REQUIRED TASK. Read the lines that follow and tally those with the word "oficios"; give the number and nothing else.

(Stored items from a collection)

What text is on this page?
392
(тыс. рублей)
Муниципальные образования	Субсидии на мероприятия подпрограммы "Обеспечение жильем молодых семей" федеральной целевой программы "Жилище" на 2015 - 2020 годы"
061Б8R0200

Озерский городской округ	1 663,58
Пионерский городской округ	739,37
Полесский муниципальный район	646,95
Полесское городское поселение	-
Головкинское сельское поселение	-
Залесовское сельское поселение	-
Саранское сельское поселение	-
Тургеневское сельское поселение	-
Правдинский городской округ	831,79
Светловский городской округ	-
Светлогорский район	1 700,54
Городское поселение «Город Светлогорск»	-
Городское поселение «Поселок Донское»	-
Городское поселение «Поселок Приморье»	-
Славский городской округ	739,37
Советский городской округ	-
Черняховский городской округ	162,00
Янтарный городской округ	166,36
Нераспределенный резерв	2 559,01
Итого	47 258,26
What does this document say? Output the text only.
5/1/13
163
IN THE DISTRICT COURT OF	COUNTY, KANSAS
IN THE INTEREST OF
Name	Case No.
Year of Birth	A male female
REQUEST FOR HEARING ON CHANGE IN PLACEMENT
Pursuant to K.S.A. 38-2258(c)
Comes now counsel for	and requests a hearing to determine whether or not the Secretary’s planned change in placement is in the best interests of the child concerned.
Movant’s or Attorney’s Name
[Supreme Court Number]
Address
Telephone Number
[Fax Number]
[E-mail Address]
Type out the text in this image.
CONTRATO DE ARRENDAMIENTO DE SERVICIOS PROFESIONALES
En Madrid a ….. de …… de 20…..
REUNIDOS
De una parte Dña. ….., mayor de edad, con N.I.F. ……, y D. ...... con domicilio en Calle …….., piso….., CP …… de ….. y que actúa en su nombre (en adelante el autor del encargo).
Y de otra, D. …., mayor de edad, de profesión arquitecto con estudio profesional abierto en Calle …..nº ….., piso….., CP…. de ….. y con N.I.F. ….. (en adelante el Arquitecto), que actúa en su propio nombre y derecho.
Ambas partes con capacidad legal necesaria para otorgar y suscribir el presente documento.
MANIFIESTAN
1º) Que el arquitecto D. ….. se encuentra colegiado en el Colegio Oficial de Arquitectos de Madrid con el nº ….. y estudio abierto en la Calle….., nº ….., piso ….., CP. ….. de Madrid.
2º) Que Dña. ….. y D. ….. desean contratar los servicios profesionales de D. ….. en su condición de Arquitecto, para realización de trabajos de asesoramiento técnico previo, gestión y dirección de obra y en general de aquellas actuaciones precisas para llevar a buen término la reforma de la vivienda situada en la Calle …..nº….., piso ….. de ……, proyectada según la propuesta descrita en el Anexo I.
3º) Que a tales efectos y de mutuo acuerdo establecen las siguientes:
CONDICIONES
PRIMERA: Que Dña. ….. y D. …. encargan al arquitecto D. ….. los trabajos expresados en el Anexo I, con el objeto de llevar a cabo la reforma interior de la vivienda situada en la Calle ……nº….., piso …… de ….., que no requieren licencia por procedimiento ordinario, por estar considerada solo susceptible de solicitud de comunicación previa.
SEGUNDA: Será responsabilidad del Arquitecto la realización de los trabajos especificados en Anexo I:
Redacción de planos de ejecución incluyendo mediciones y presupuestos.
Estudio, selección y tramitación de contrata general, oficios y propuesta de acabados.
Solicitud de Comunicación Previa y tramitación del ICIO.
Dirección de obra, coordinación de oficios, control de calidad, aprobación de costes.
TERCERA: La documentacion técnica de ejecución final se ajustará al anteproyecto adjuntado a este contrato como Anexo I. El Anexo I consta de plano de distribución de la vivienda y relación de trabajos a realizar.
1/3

RESULT OF THIS TASK. 2